EXERCISE TASK:
Below is a listing to transcribe in full and exactly; keep the pictures out.

## Begin RAW DATA

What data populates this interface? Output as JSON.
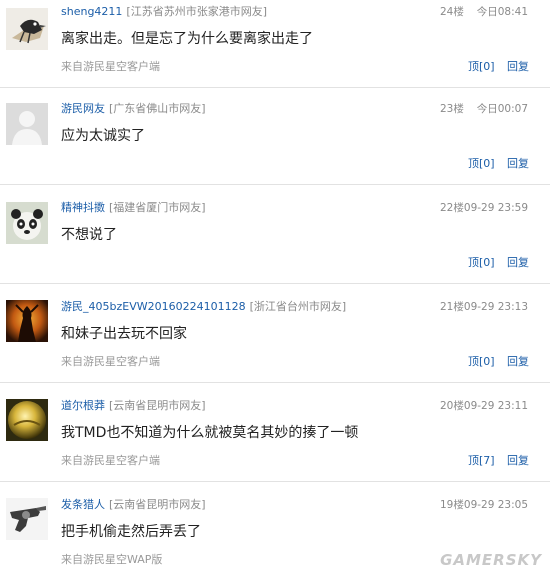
{
  "comments": [
    {
      "username": "sheng4211",
      "location": "[江苏省苏州市张家港市网友]",
      "floor": "24楼",
      "time": "今日08:41",
      "content": "离家出走。但是忘了为什么要离家出走了",
      "source": "来自游民星空客户端",
      "ding": "顶[0]",
      "reply": "回复",
      "avatar_icon": "crow-avatar-icon"
    },
    {
      "username": "游民网友",
      "location": "[广东省佛山市网友]",
      "floor": "23楼",
      "time": "今日00:07",
      "content": "应为太诚实了",
      "source": "",
      "ding": "顶[0]",
      "reply": "回复",
      "avatar_icon": "default-user-avatar-icon"
    },
    {
      "username": "精神抖擞",
      "location": "[福建省厦门市网友]",
      "floor": "22楼",
      "time": "09-29 23:59",
      "content": "不想说了",
      "source": "",
      "ding": "顶[0]",
      "reply": "回复",
      "avatar_icon": "panda-avatar-icon"
    },
    {
      "username": "游民_405bzEVW20160224101128",
      "location": "[浙江省台州市网友]",
      "floor": "21楼",
      "time": "09-29 23:13",
      "content": "和妹子出去玩不回家",
      "source": "来自游民星空客户端",
      "ding": "顶[0]",
      "reply": "回复",
      "avatar_icon": "warrior-avatar-icon"
    },
    {
      "username": "道尔根莽",
      "location": "[云南省昆明市网友]",
      "floor": "20楼",
      "time": "09-29 23:11",
      "content": "我TMD也不知道为什么就被莫名其妙的揍了一顿",
      "source": "来自游民星空客户端",
      "ding": "顶[7]",
      "reply": "回复",
      "avatar_icon": "golden-orb-avatar-icon"
    },
    {
      "username": "发条猎人",
      "location": "[云南省昆明市网友]",
      "floor": "19楼",
      "time": "09-29 23:05",
      "content": "把手机偷走然后弄丢了",
      "source": "来自游民星空WAP版",
      "ding": "",
      "reply": "",
      "avatar_icon": "revolver-avatar-icon"
    }
  ],
  "watermark": "GAMERSKY"
}
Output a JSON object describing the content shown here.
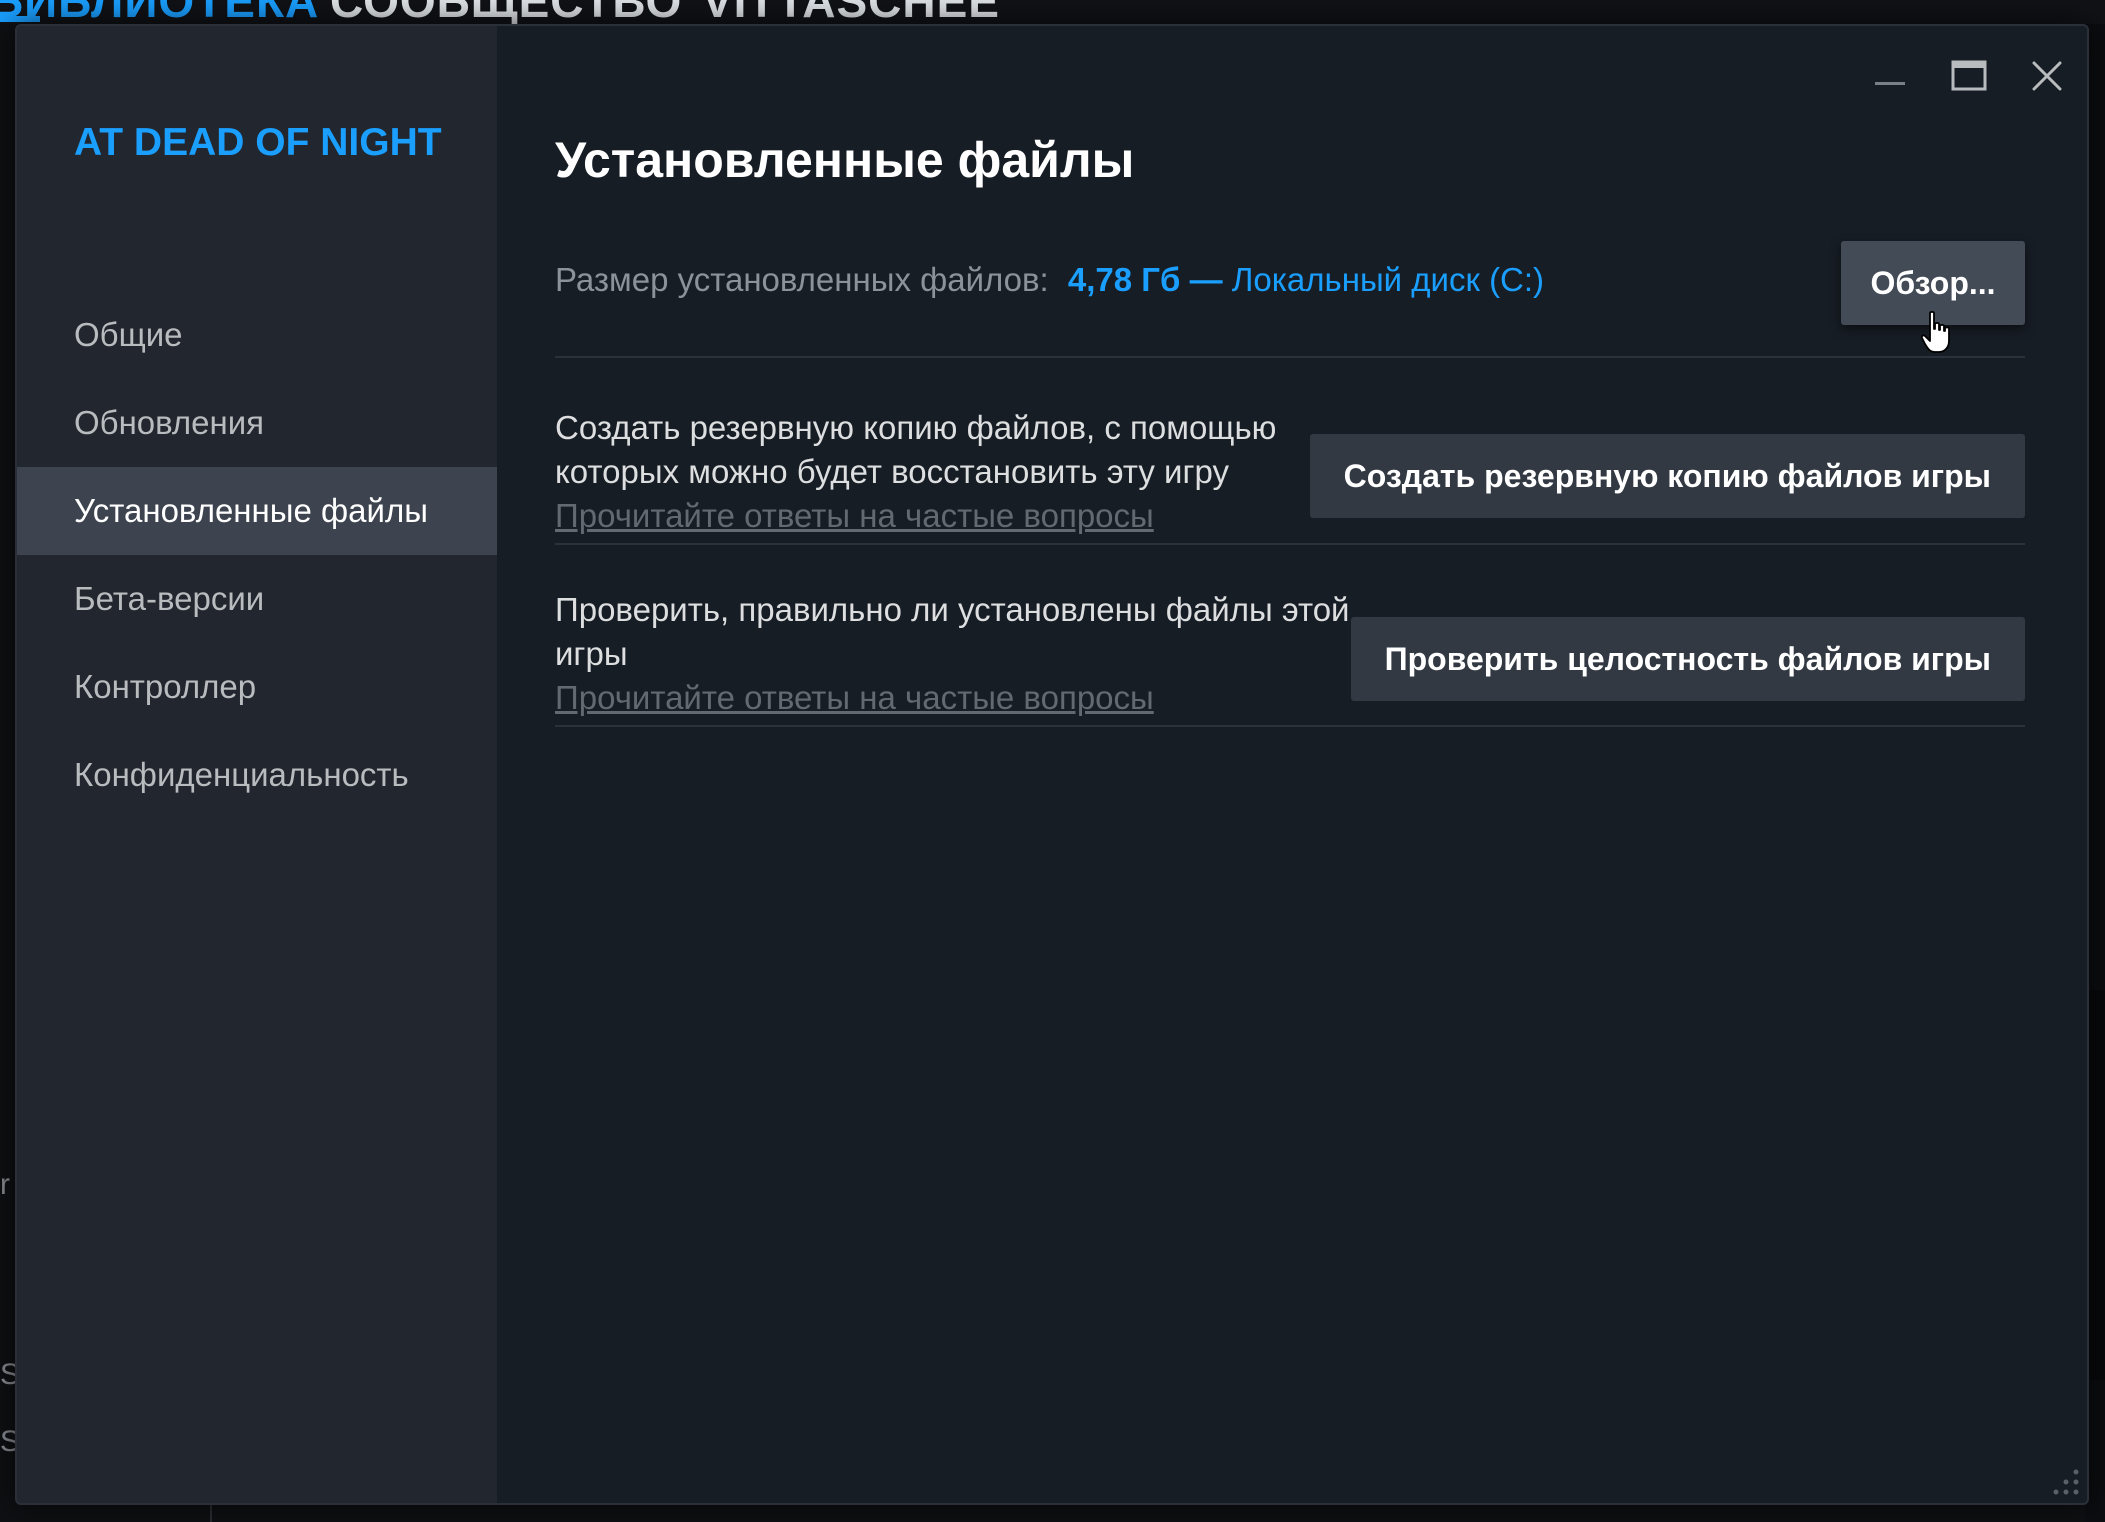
{
  "background": {
    "nav_tabs": [
      {
        "label": "БИБЛИОТЕКА",
        "active": true
      },
      {
        "label": "СООБЩЕСТВО",
        "active": false
      },
      {
        "label": "VITTASCHEE",
        "active": false
      }
    ],
    "left_letters": [
      "r",
      "S",
      "S"
    ]
  },
  "dialog": {
    "game_title": "AT DEAD OF NIGHT",
    "nav": [
      {
        "label": "Общие",
        "active": false
      },
      {
        "label": "Обновления",
        "active": false
      },
      {
        "label": "Установленные файлы",
        "active": true
      },
      {
        "label": "Бета-версии",
        "active": false
      },
      {
        "label": "Контроллер",
        "active": false
      },
      {
        "label": "Конфиденциальность",
        "active": false
      }
    ],
    "window_controls": {
      "minimize_icon": "minimize-icon",
      "maximize_icon": "maximize-icon",
      "close_icon": "close-icon"
    },
    "content": {
      "title": "Установленные файлы",
      "size_label": "Размер установленных файлов:",
      "size_value": "4,78 Гб",
      "size_separator": "—",
      "disk_label": "Локальный диск (C:)",
      "browse_button": "Обзор...",
      "backup": {
        "description": "Создать резервную копию файлов, с помощью которых можно будет восстановить эту игру",
        "faq_link": "Прочитайте ответы на частые вопросы",
        "button": "Создать резервную копию файлов игры"
      },
      "verify": {
        "description": "Проверить, правильно ли установлены файлы этой игры",
        "faq_link": "Прочитайте ответы на частые вопросы",
        "button": "Проверить целостность файлов игры"
      }
    }
  },
  "colors": {
    "accent": "#1a9fff",
    "dialog_bg": "#171d25",
    "sidebar_bg": "#22262e",
    "active_item_bg": "#3d4450",
    "button_bg": "#323943"
  }
}
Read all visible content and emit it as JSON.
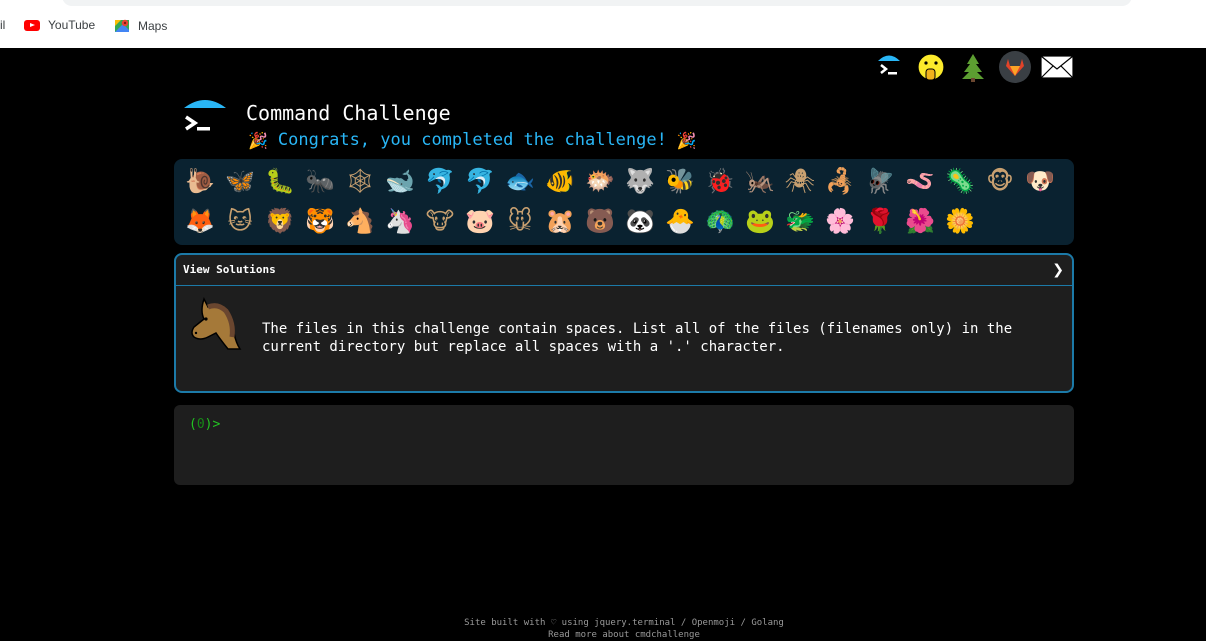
{
  "browser": {
    "bookmarks": [
      {
        "label": "il"
      },
      {
        "label": "YouTube"
      },
      {
        "label": "Maps"
      }
    ]
  },
  "header": {
    "title": "Command Challenge",
    "congrats": "Congrats, you completed the challenge!",
    "party_emoji": "🎉"
  },
  "top_icons": [
    "terminal-logo-icon",
    "hush-face-icon",
    "tree-icon",
    "gitlab-icon",
    "envelope-icon"
  ],
  "emoji_rows": [
    [
      "🐌",
      "🦋",
      "🐛",
      "🐜",
      "🕸",
      "🐋",
      "🐬",
      "🐬",
      "🐟",
      "🐠",
      "🐡",
      "🐺",
      "🐝",
      "🐞",
      "🦗",
      "🕷",
      "🦂",
      "🪰",
      "🪱",
      "🦠",
      "🐵",
      "🐶"
    ],
    [
      "🦊",
      "🐱",
      "🦁",
      "🐯",
      "🐴",
      "🦄",
      "🐮",
      "🐷",
      "🐭",
      "🐹",
      "🐻",
      "🐼",
      "🐣",
      "🦚",
      "🐸",
      "🐲",
      "🌸",
      "🌹",
      "🌺",
      "🌼"
    ]
  ],
  "challenge": {
    "panel_label": "View Solutions",
    "chevron": "❯",
    "line1": "The files in this challenge contain spaces. List all of the files (filenames only) in the",
    "line2": "current directory but replace all spaces with a '.' character."
  },
  "terminal": {
    "prompt_open": "(",
    "prompt_count": "0",
    "prompt_close": ")>"
  },
  "footer": {
    "line1_prefix": "Site built with ♡ using ",
    "link_terminal": "jquery.terminal",
    "sep1": " / ",
    "link_openmoji": "Openmoji",
    "sep2": " / ",
    "link_golang": "Golang",
    "line2": "Read more about cmdchallenge"
  },
  "colors": {
    "accent": "#29b6f6",
    "panel_border": "#1c7aa8",
    "prompt_green": "#22c422",
    "background": "#000000"
  }
}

## End RAW DATA

FINAL ANSWER:
What data populates this interface? Output as JSON.
{
  "comments": [
    {
      "username": "sheng4211",
      "location": "[江苏省苏州市张家港市网友]",
      "floor": "24楼",
      "time": "今日08:41",
      "content": "离家出走。但是忘了为什么要离家出走了",
      "source": "来自游民星空客户端",
      "ding": "顶[0]",
      "reply": "回复",
      "avatar_icon": "crow-avatar-icon"
    },
    {
      "username": "游民网友",
      "location": "[广东省佛山市网友]",
      "floor": "23楼",
      "time": "今日00:07",
      "content": "应为太诚实了",
      "source": "",
      "ding": "顶[0]",
      "reply": "回复",
      "avatar_icon": "default-user-avatar-icon"
    },
    {
      "username": "精神抖擞",
      "location": "[福建省厦门市网友]",
      "floor": "22楼",
      "time": "09-29 23:59",
      "content": "不想说了",
      "source": "",
      "ding": "顶[0]",
      "reply": "回复",
      "avatar_icon": "panda-avatar-icon"
    },
    {
      "username": "游民_405bzEVW20160224101128",
      "location": "[浙江省台州市网友]",
      "floor": "21楼",
      "time": "09-29 23:13",
      "content": "和妹子出去玩不回家",
      "source": "来自游民星空客户端",
      "ding": "顶[0]",
      "reply": "回复",
      "avatar_icon": "warrior-avatar-icon"
    },
    {
      "username": "道尔根莽",
      "location": "[云南省昆明市网友]",
      "floor": "20楼",
      "time": "09-29 23:11",
      "content": "我TMD也不知道为什么就被莫名其妙的揍了一顿",
      "source": "来自游民星空客户端",
      "ding": "顶[7]",
      "reply": "回复",
      "avatar_icon": "golden-orb-avatar-icon"
    },
    {
      "username": "发条猎人",
      "location": "[云南省昆明市网友]",
      "floor": "19楼",
      "time": "09-29 23:05",
      "content": "把手机偷走然后弄丢了",
      "source": "来自游民星空WAP版",
      "ding": "",
      "reply": "",
      "avatar_icon": "revolver-avatar-icon"
    }
  ],
  "watermark": "GAMERSKY"
}
Output a JSON object describing the content shown here.
{
  "background": {
    "nav_tabs": [
      {
        "label": "БИБЛИОТЕКА",
        "active": true
      },
      {
        "label": "СООБЩЕСТВО",
        "active": false
      },
      {
        "label": "VITTASCHEE",
        "active": false
      }
    ],
    "left_letters": [
      "r",
      "S",
      "S"
    ]
  },
  "dialog": {
    "game_title": "AT DEAD OF NIGHT",
    "nav": [
      {
        "label": "Общие",
        "active": false
      },
      {
        "label": "Обновления",
        "active": false
      },
      {
        "label": "Установленные файлы",
        "active": true
      },
      {
        "label": "Бета-версии",
        "active": false
      },
      {
        "label": "Контроллер",
        "active": false
      },
      {
        "label": "Конфиденциальность",
        "active": false
      }
    ],
    "window_controls": {
      "minimize_icon": "minimize-icon",
      "maximize_icon": "maximize-icon",
      "close_icon": "close-icon"
    },
    "content": {
      "title": "Установленные файлы",
      "size_label": "Размер установленных файлов:",
      "size_value": "4,78 Гб",
      "size_separator": "—",
      "disk_label": "Локальный диск (C:)",
      "browse_button": "Обзор...",
      "backup": {
        "description": "Создать резервную копию файлов, с помощью которых можно будет восстановить эту игру",
        "faq_link": "Прочитайте ответы на частые вопросы",
        "button": "Создать резервную копию файлов игры"
      },
      "verify": {
        "description": "Проверить, правильно ли установлены файлы этой игры",
        "faq_link": "Прочитайте ответы на частые вопросы",
        "button": "Проверить целостность файлов игры"
      }
    }
  },
  "colors": {
    "accent": "#1a9fff",
    "dialog_bg": "#171d25",
    "sidebar_bg": "#22262e",
    "active_item_bg": "#3d4450",
    "button_bg": "#323943"
  }
}
Read all visible content and emit it as JSON.
{
  "browser": {
    "bookmarks": [
      {
        "label": "il"
      },
      {
        "label": "YouTube"
      },
      {
        "label": "Maps"
      }
    ]
  },
  "header": {
    "title": "Command Challenge",
    "congrats": "Congrats, you completed the challenge!",
    "party_emoji": "🎉"
  },
  "top_icons": [
    "terminal-logo-icon",
    "hush-face-icon",
    "tree-icon",
    "gitlab-icon",
    "envelope-icon"
  ],
  "emoji_rows": [
    [
      "🐌",
      "🦋",
      "🐛",
      "🐜",
      "🕸",
      "🐋",
      "🐬",
      "🐬",
      "🐟",
      "🐠",
      "🐡",
      "🐺",
      "🐝",
      "🐞",
      "🦗",
      "🕷",
      "🦂",
      "🪰",
      "🪱",
      "🦠",
      "🐵",
      "🐶"
    ],
    [
      "🦊",
      "🐱",
      "🦁",
      "🐯",
      "🐴",
      "🦄",
      "🐮",
      "🐷",
      "🐭",
      "🐹",
      "🐻",
      "🐼",
      "🐣",
      "🦚",
      "🐸",
      "🐲",
      "🌸",
      "🌹",
      "🌺",
      "🌼"
    ]
  ],
  "challenge": {
    "panel_label": "View Solutions",
    "chevron": "❯",
    "line1": "The files in this challenge contain spaces. List all of the files (filenames only) in the",
    "line2": "current directory but replace all spaces with a '.' character."
  },
  "terminal": {
    "prompt_open": "(",
    "prompt_count": "0",
    "prompt_close": ")>"
  },
  "footer": {
    "line1_prefix": "Site built with ♡ using ",
    "link_terminal": "jquery.terminal",
    "sep1": " / ",
    "link_openmoji": "Openmoji",
    "sep2": " / ",
    "link_golang": "Golang",
    "line2": "Read more about cmdchallenge"
  },
  "colors": {
    "accent": "#29b6f6",
    "panel_border": "#1c7aa8",
    "prompt_green": "#22c422",
    "background": "#000000"
  }
}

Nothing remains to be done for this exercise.